>>
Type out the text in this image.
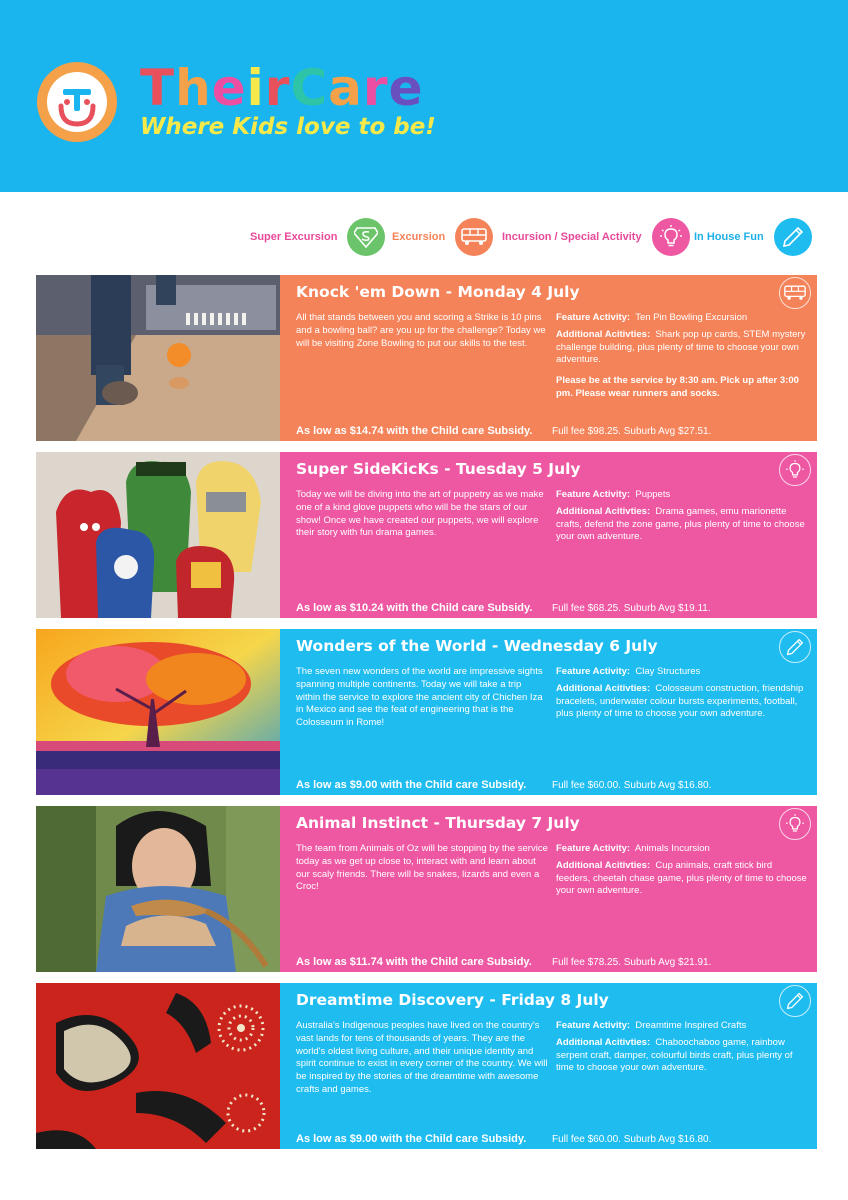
TheirCare
Where Kids love to be!
Super Excursion	Excursion	Incursion / Special Activity	In House Fun
Knock 'em Down - Monday 4 July
All that stands between you and scoring a Strike is 10 pins and a bowling ball? are you up for the challenge? Today we will be visiting Zone Bowling to put our skills to the test.

Feature Activity: Ten Pin Bowling Excursion

Additional Acitivties: Shark pop up cards, STEM mystery challenge building, plus plenty of time to choose your own adventure.

Please be at the service by 8:30 am. Pick up after 3:00 pm. Please wear runners and socks.

As low as $14.74 with the Child care Subsidy. Full fee $98.25. Suburb Avg $27.51.
Super SideKicKs - Tuesday 5 July
Today we will be diving into the art of puppetry as we make one of a kind glove puppets who will be the stars of our show! Once we have created our puppets, we will explore their story with fun drama games.

Feature Activity: Puppets

Additional Acitivties: Drama games, emu marionette crafts, defend the zone game, plus plenty of time to choose your own adventure.

As low as $10.24 with the Child care Subsidy. Full fee $68.25. Suburb Avg $19.11.
Wonders of the World - Wednesday 6 July
The seven new wonders of the world are impressive sights spanning multiple continents. Today we will take a trip within the service to explore the ancient city of Chichen Iza in Mexico and see the feat of engineering that is the Colosseum in Rome!

Feature Activity: Clay Structures

Additional Acitivties: Colosseum construction, friendship bracelets, underwater colour bursts experiments, football, plus plenty of time to choose your own adventure.

As low as $9.00 with the Child care Subsidy.	Full fee $60.00. Suburb Avg $16.80.
Animal Instinct - Thursday 7 July
The team from Animals of Oz will be stopping by the service today as we get up close to, interact with and learn about our scaly friends. There will be snakes, lizards and even a Croc!

Feature Activity: Animals Incursion

Additional Acitivties: Cup animals, craft stick bird feeders, cheetah chase game, plus plenty of time to choose your own adventure.

As low as $11.74 with the Child care Subsidy. Full fee $78.25. Suburb Avg $21.91.
Dreamtime Discovery - Friday 8 July
Australia's Indigenous peoples have lived on the country's vast lands for tens of thousands of years. They are the world's oldest living culture, and their unique identity and spirit continue to exist in every corner of the country. We will be inspired by the stories of the dreamtime with awesome crafts and games.

Feature Activity: Dreamtime Inspired Crafts

Additional Acitivties: Chaboochaboo game, rainbow serpent craft, damper, colourful birds craft, plus plenty of time to choose your own adventure.

As low as $9.00 with the Child care Subsidy.	Full fee $60.00. Suburb Avg $16.80.
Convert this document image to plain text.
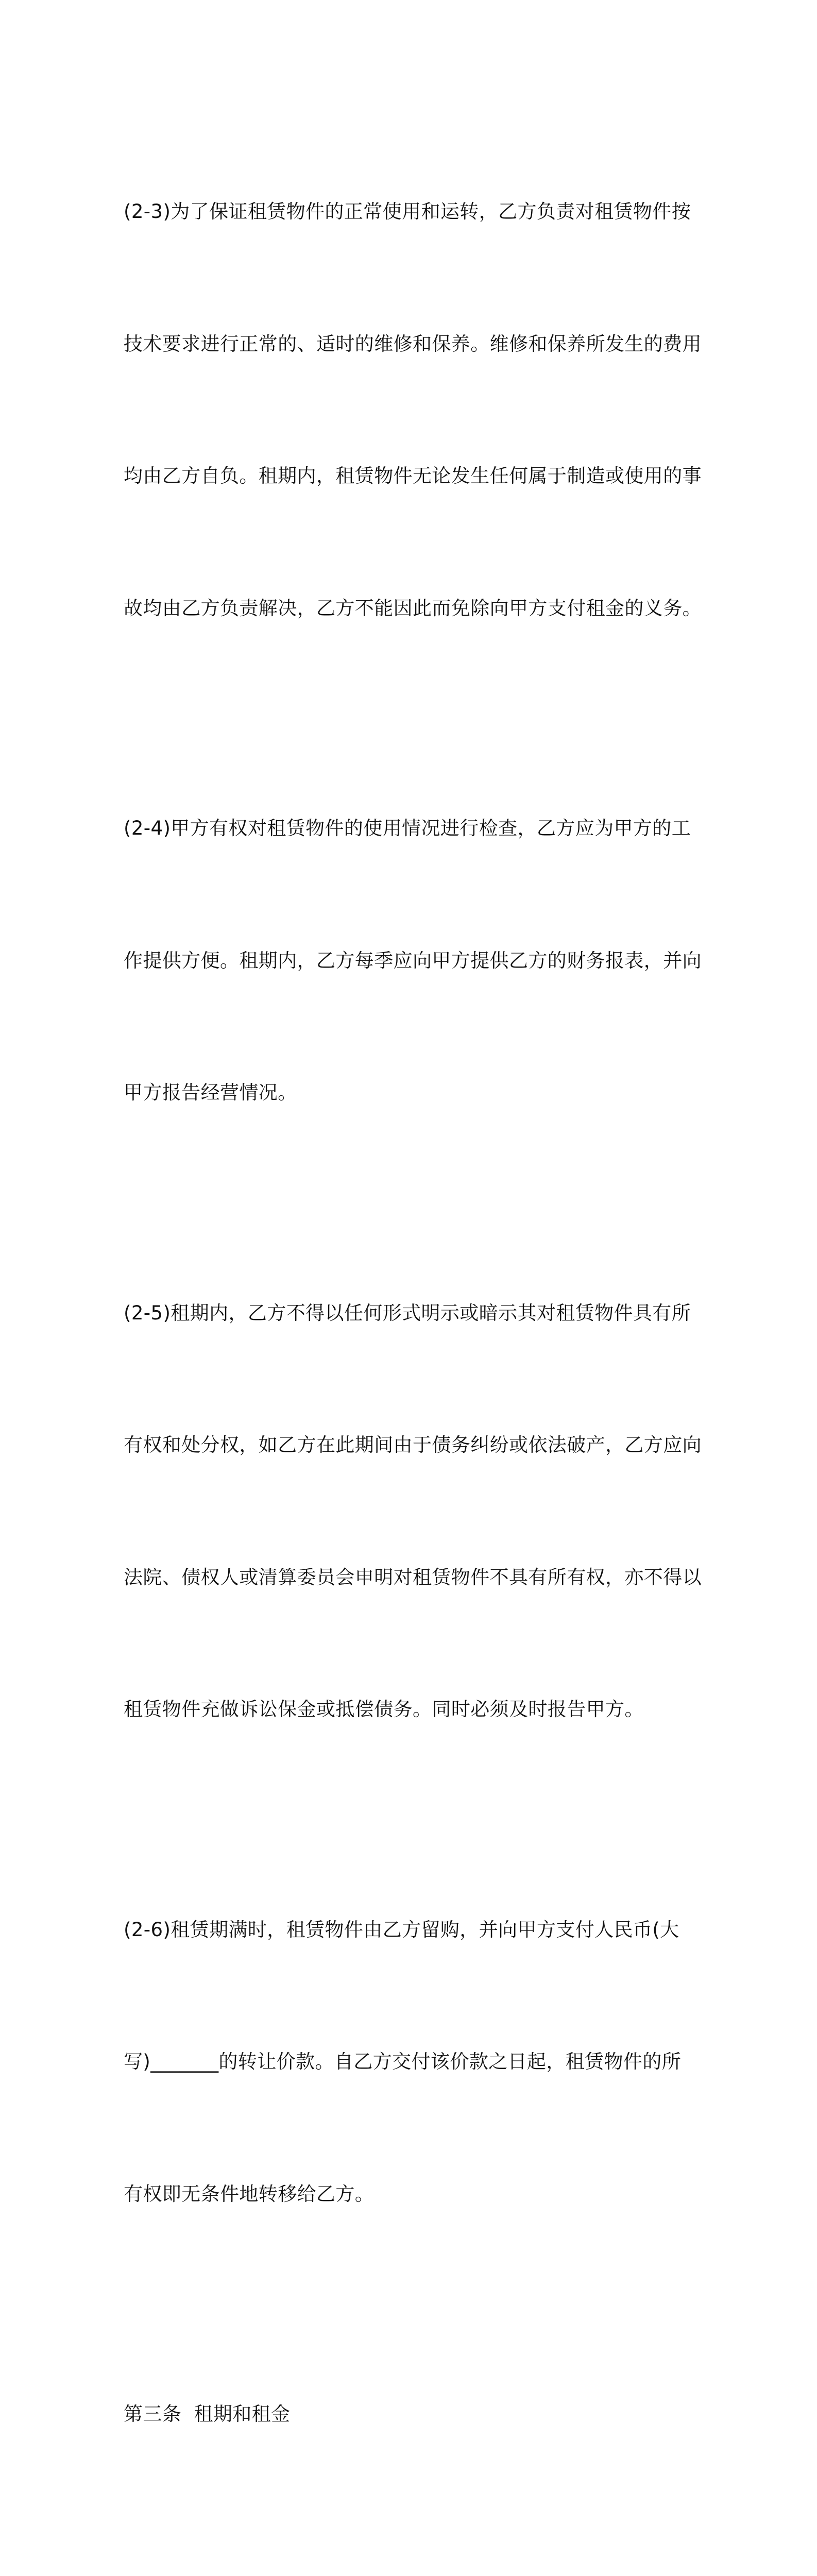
(2-3)为了保证租赁物件的正常使用和运转，乙方负责对租赁物件按

技术要求进行正常的、适时的维修和保养。维修和保养所发生的费用

均由乙方自负。租期内，租赁物件无论发生任何属于制造或使用的事

故均由乙方负责解决，乙方不能因此而免除向甲方支付租金的义务。

(2-4)甲方有权对租赁物件的使用情况进行检查，乙方应为甲方的工

作提供方便。租期内，乙方每季应向甲方提供乙方的财务报表，并向

甲方报告经营情况。

(2-5)租期内，乙方不得以任何形式明示或暗示其对租赁物件具有所

有权和处分权，如乙方在此期间由于债务纠纷或依法破产，乙方应向

法院、债权人或清算委员会申明对租赁物件不具有所有权，亦不得以

租赁物件充做诉讼保金或抵偿债务。同时必须及时报告甲方。

(2-6)租赁期满时，租赁物件由乙方留购，并向甲方支付人民币(大

写)_______的转让价款。自乙方交付该价款之日起，租赁物件的所

有权即无条件地转移给乙方。

第三条  租期和租金
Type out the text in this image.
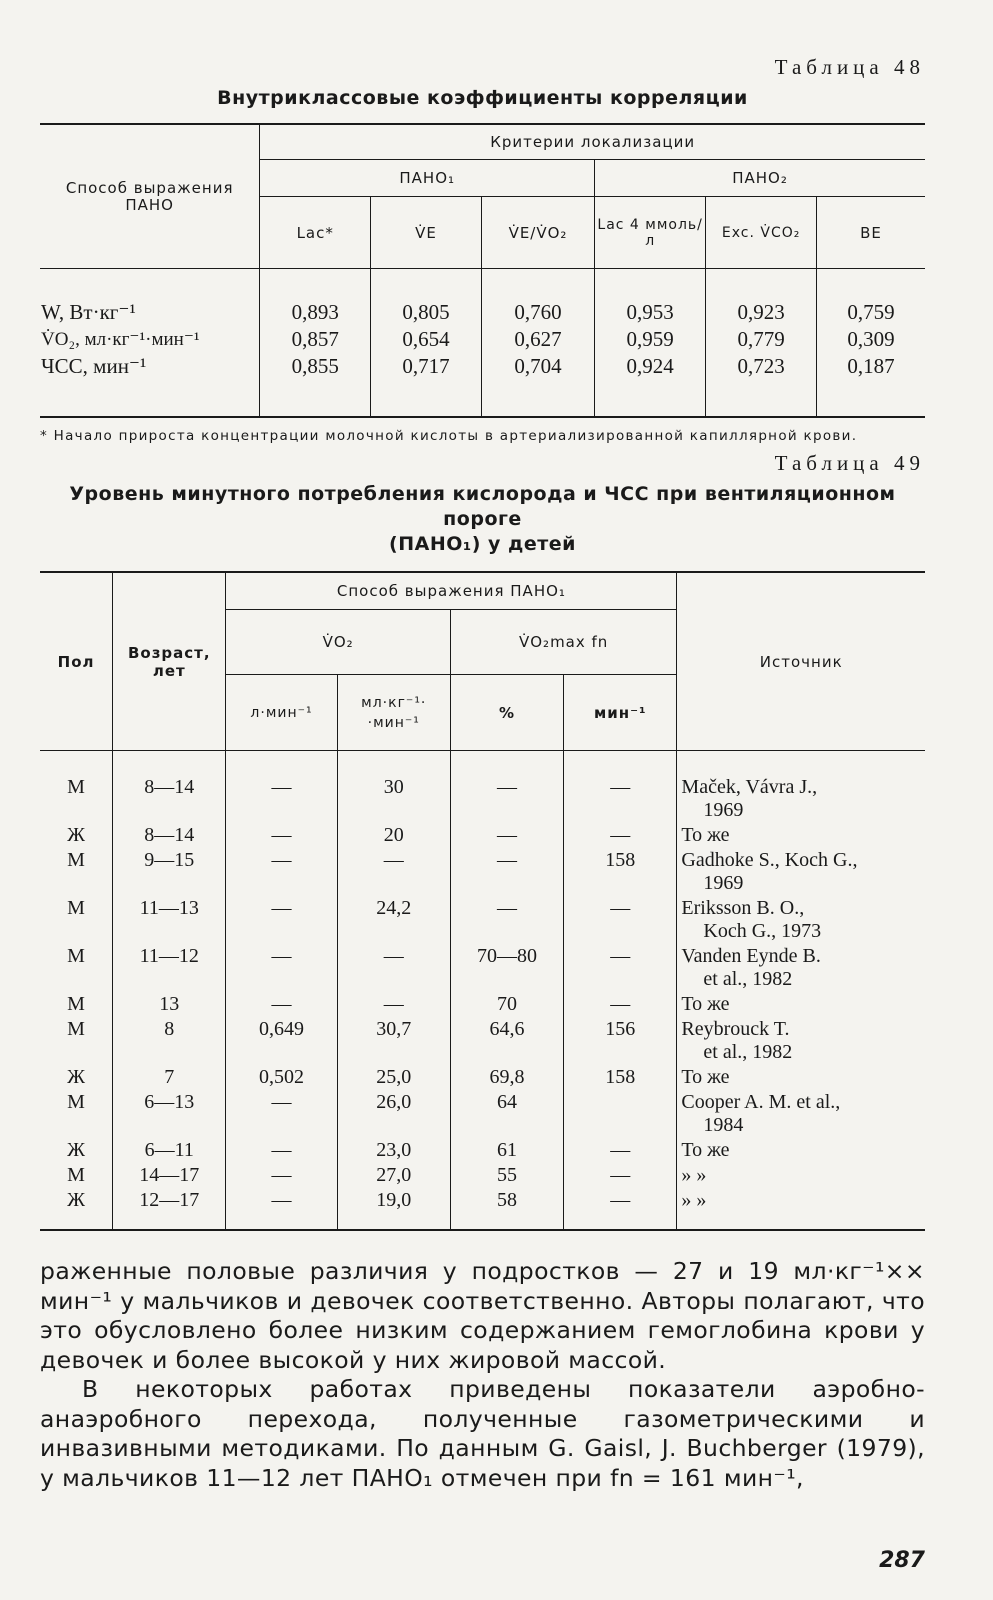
Таблица 48
Внутриклассовые коэффициенты корреляции
Способ выражения ПАНО	Критерии локализации					
	ПАНО₁			ПАНО₂		
	Lac*	V̇E	V̇E/V̇O₂	Lac 4 ммоль/л	Exc. V̇CO₂	BE

W, Вт·кг⁻¹	0,893	0,805	0,760	0,953	0,923	0,759
V̇O₂, мл·кг⁻¹·мин⁻¹	0,857	0,654	0,627	0,959	0,779	0,309
ЧСС, мин⁻¹	0,855	0,717	0,704	0,924	0,723	0,187

* Начало прироста концентрации молочной кислоты в артериализированной капиллярной крови.
Таблица 49
Уровень минутного потребления кислорода и ЧСС при вентиляционном пороге
(ПАНО₁) у детей
Пол	Возраст, лет	Способ выражения ПАНО₁				Источник
		V̇O₂		V̇O₂max fn		
		л·мин⁻¹	мл·кг⁻¹·
·мин⁻¹	%	мин⁻¹	

М	8—14	—	30	—	—	Maček, Vávra J.,
1969

Ж	8—14	—	20	—	—	То же

М	9—15	—	—	—	158	Gadhoke S., Koch G.,
1969

М	11—13	—	24,2	—	—	Eriksson B. O.,
Koch G., 1973

М	11—12	—	—	70—80	—	Vanden Eynde B.
et al., 1982

М	13	—	—	70	—	То же

М	8	0,649	30,7	64,6	156	Reybrouck T.
et al., 1982

Ж	7	0,502	25,0	69,8	158	То же

М	6—13	—	26,0	64		Cooper A. M. et al.,
1984

Ж	6—11	—	23,0	61	—	То же

М	14—17	—	27,0	55	—	» »

Ж	12—17	—	19,0	58	—	» »

раженные половые различия у подростков — 27 и 19 мл·кг⁻¹×× мин⁻¹ у мальчиков и девочек соответственно. Авторы полагают, что это обусловлено более низким содержанием гемоглобина крови у девочек и более высокой у них жировой массой.

В некоторых работах приведены показатели аэробно-анаэробного перехода, полученные газометрическими и инвазивными методиками. По данным G. Gaisl, J. Buchberger (1979), у мальчиков 11—12 лет ПАНО₁ отмечен при fn = 161 мин⁻¹,

287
<<
### STATED EXERCISE
Check each line of the entries above for the word "Incursion". List the ones that have it.

### ANSWER IN FULL
Super Excursion	Excursion	Incursion / Special Activity	In House Fun
Feature Activity: Animals Incursion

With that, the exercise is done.